__To be done__: Extract each line of the material that follows exactly and omit its pictures.

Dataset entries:

-.-.-

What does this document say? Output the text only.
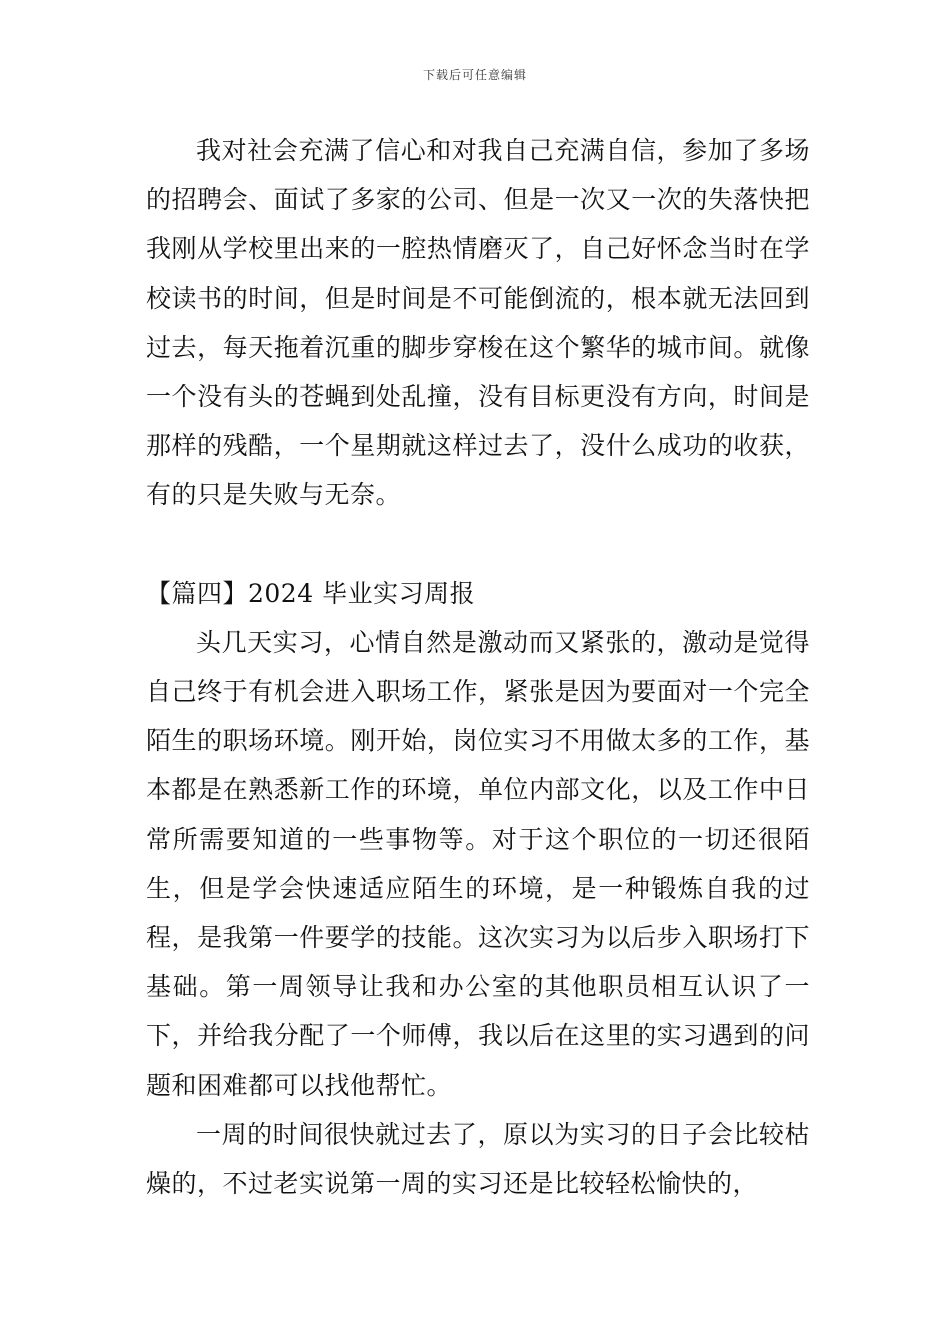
下载后可任意编辑

我对社会充满了信心和对我自己充满自信，参加了多场的招聘会、面试了多家的公司、但是一次又一次的失落快把我刚从学校里出来的一腔热情磨灭了，自己好怀念当时在学校读书的时间，但是时间是不可能倒流的，根本就无法回到过去，每天拖着沉重的脚步穿梭在这个繁华的城市间。就像一个没有头的苍蝇到处乱撞，没有目标更没有方向，时间是那样的残酷，一个星期就这样过去了，没什么成功的收获，有的只是失败与无奈。

【篇四】2024 毕业实习周报

头几天实习，心情自然是激动而又紧张的，激动是觉得自己终于有机会进入职场工作，紧张是因为要面对一个完全陌生的职场环境。刚开始，岗位实习不用做太多的工作，基本都是在熟悉新工作的环境，单位内部文化，以及工作中日常所需要知道的一些事物等。对于这个职位的一切还很陌生，但是学会快速适应陌生的环境，是一种锻炼自我的过程，是我第一件要学的技能。这次实习为以后步入职场打下基础。第一周领导让我和办公室的其他职员相互认识了一下，并给我分配了一个师傅，我以后在这里的实习遇到的问题和困难都可以找他帮忙。

一周的时间很快就过去了，原以为实习的日子会比较枯燥的，不过老实说第一周的实习还是比较轻松愉快的，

-.-.-

__Exercise result__:
What does this document say? Output the text only.
下载后可任意编辑

我对社会充满了信心和对我自己充满自信，参加了多场的招聘会、面试了多家的公司、但是一次又一次的失落快把我刚从学校里出来的一腔热情磨灭了，自己好怀念当时在学校读书的时间，但是时间是不可能倒流的，根本就无法回到过去，每天拖着沉重的脚步穿梭在这个繁华的城市间。就像一个没有头的苍蝇到处乱撞，没有目标更没有方向，时间是那样的残酷，一个星期就这样过去了，没什么成功的收获，有的只是失败与无奈。

【篇四】2024 毕业实习周报

头几天实习，心情自然是激动而又紧张的，激动是觉得自己终于有机会进入职场工作，紧张是因为要面对一个完全陌生的职场环境。刚开始，岗位实习不用做太多的工作，基本都是在熟悉新工作的环境，单位内部文化，以及工作中日常所需要知道的一些事物等。对于这个职位的一切还很陌生，但是学会快速适应陌生的环境，是一种锻炼自我的过程，是我第一件要学的技能。这次实习为以后步入职场打下基础。第一周领导让我和办公室的其他职员相互认识了一下，并给我分配了一个师傅，我以后在这里的实习遇到的问题和困难都可以找他帮忙。

一周的时间很快就过去了，原以为实习的日子会比较枯燥的，不过老实说第一周的实习还是比较轻松愉快的，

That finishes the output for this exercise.